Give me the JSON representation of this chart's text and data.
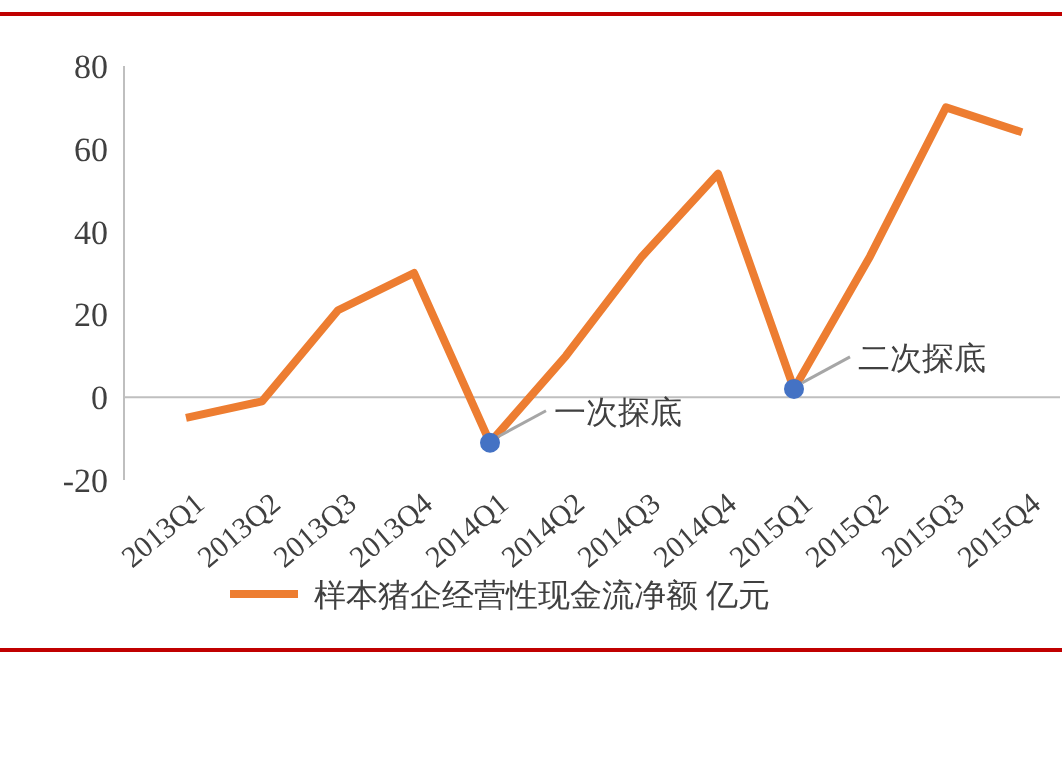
{
  "chart_data": {
    "type": "line",
    "categories": [
      "2013Q1",
      "2013Q2",
      "2013Q3",
      "2013Q4",
      "2014Q1",
      "2014Q2",
      "2014Q3",
      "2014Q4",
      "2015Q1",
      "2015Q2",
      "2015Q3",
      "2015Q4"
    ],
    "series": [
      {
        "name": "样本猪企经营性现金流净额 亿元",
        "color": "#ed7d31",
        "values": [
          -5,
          -1,
          21,
          30,
          -11,
          10,
          34,
          54,
          2,
          34,
          70,
          64
        ]
      },
      {
        "type": "scatter",
        "color": "#4472c4",
        "marker": "circle",
        "values": [
          null,
          null,
          null,
          null,
          -11,
          null,
          null,
          null,
          2,
          null,
          null,
          null
        ]
      }
    ],
    "ylim": [
      -20,
      80
    ],
    "yticks": [
      -20,
      0,
      20,
      40,
      60,
      80
    ],
    "legend": "bottom",
    "marker": "none",
    "annotations": [
      {
        "text": "一次探底",
        "x": "2014Q1",
        "y": -11
      },
      {
        "text": "二次探底",
        "x": "2015Q1",
        "y": 2
      }
    ]
  }
}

#####

• **Problem details**
Pull out all lines from the listing that contain the string "text".

• **The completed task**
Give me the JSON representation of this chart's text and data.
        "text": "一次探底",
        "text": "二次探底",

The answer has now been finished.